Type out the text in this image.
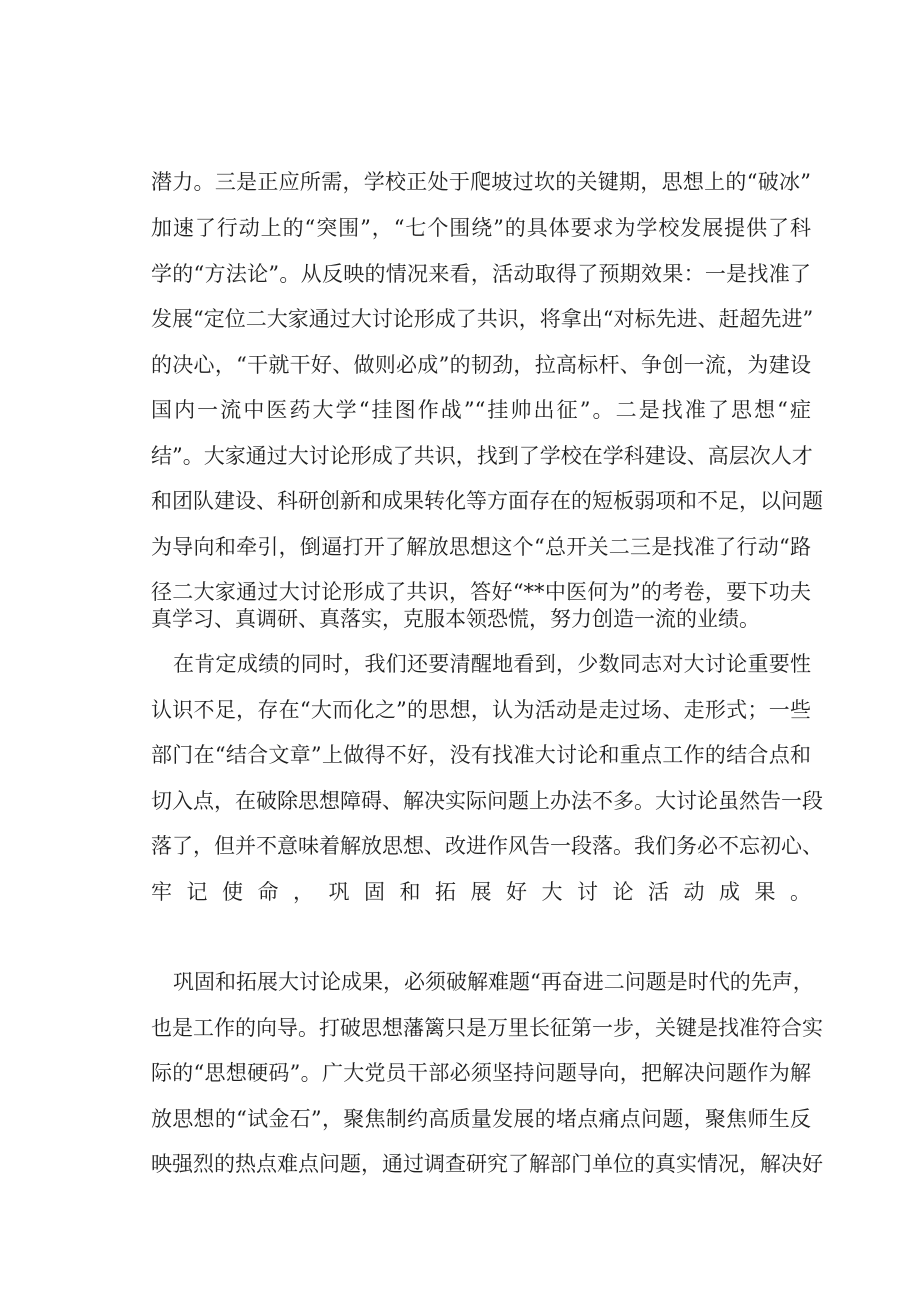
潜力。三是正应所需，学校正处于爬坡过坎的关键期，思想上的“破冰”
加速了行动上的“突围”，“七个围绕”的具体要求为学校发展提供了科
学的“方法论”。从反映的情况来看，活动取得了预期效果：一是找准了
发展“定位二大家通过大讨论形成了共识，将拿出“对标先进、赶超先进”
的决心，“干就干好、做则必成”的韧劲，拉高标杆、争创一流，为建设
国内一流中医药大学“挂图作战”“挂帅出征”。二是找准了思想“症
结”。大家通过大讨论形成了共识，找到了学校在学科建设、高层次人才
和团队建设、科研创新和成果转化等方面存在的短板弱项和不足，以问题
为导向和牵引，倒逼打开了解放思想这个“总开关二三是找准了行动“路
径二大家通过大讨论形成了共识，答好“**中医何为”的考卷，要下功夫
真学习、真调研、真落实，克服本领恐慌，努力创造一流的业绩。
在肯定成绩的同时，我们还要清醒地看到，少数同志对大讨论重要性
认识不足，存在“大而化之”的思想，认为活动是走过场、走形式；一些
部门在“结合文章”上做得不好，没有找准大讨论和重点工作的结合点和
切入点，在破除思想障碍、解决实际问题上办法不多。大讨论虽然告一段
落了，但并不意味着解放思想、改进作风告一段落。我们务必不忘初心、
牢记使命，巩固和拓展好大讨论活动成果。
巩固和拓展大讨论成果，必须破解难题“再奋进二问题是时代的先声，
也是工作的向导。打破思想藩篱只是万里长征第一步，关键是找准符合实
际的“思想硬码”。广大党员干部必须坚持问题导向，把解决问题作为解
放思想的“试金石”，聚焦制约高质量发展的堵点痛点问题，聚焦师生反
映强烈的热点难点问题，通过调查研究了解部门单位的真实情况，解决好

——————————

◆ What to work on ◆
Without the pictures, repeat all the records word for word.

◆ Expected output ◆
Type out the text in this image.
潜力。三是正应所需，学校正处于爬坡过坎的关键期，思想上的“破冰”
加速了行动上的“突围”，“七个围绕”的具体要求为学校发展提供了科
学的“方法论”。从反映的情况来看，活动取得了预期效果：一是找准了
发展“定位二大家通过大讨论形成了共识，将拿出“对标先进、赶超先进”
的决心，“干就干好、做则必成”的韧劲，拉高标杆、争创一流，为建设
国内一流中医药大学“挂图作战”“挂帅出征”。二是找准了思想“症
结”。大家通过大讨论形成了共识，找到了学校在学科建设、高层次人才
和团队建设、科研创新和成果转化等方面存在的短板弱项和不足，以问题
为导向和牵引，倒逼打开了解放思想这个“总开关二三是找准了行动“路
径二大家通过大讨论形成了共识，答好“**中医何为”的考卷，要下功夫
真学习、真调研、真落实，克服本领恐慌，努力创造一流的业绩。
在肯定成绩的同时，我们还要清醒地看到，少数同志对大讨论重要性
认识不足，存在“大而化之”的思想，认为活动是走过场、走形式；一些
部门在“结合文章”上做得不好，没有找准大讨论和重点工作的结合点和
切入点，在破除思想障碍、解决实际问题上办法不多。大讨论虽然告一段
落了，但并不意味着解放思想、改进作风告一段落。我们务必不忘初心、
牢记使命，巩固和拓展好大讨论活动成果。
巩固和拓展大讨论成果，必须破解难题“再奋进二问题是时代的先声，
也是工作的向导。打破思想藩篱只是万里长征第一步，关键是找准符合实
际的“思想硬码”。广大党员干部必须坚持问题导向，把解决问题作为解
放思想的“试金石”，聚焦制约高质量发展的堵点痛点问题，聚焦师生反
映强烈的热点难点问题，通过调查研究了解部门单位的真实情况，解决好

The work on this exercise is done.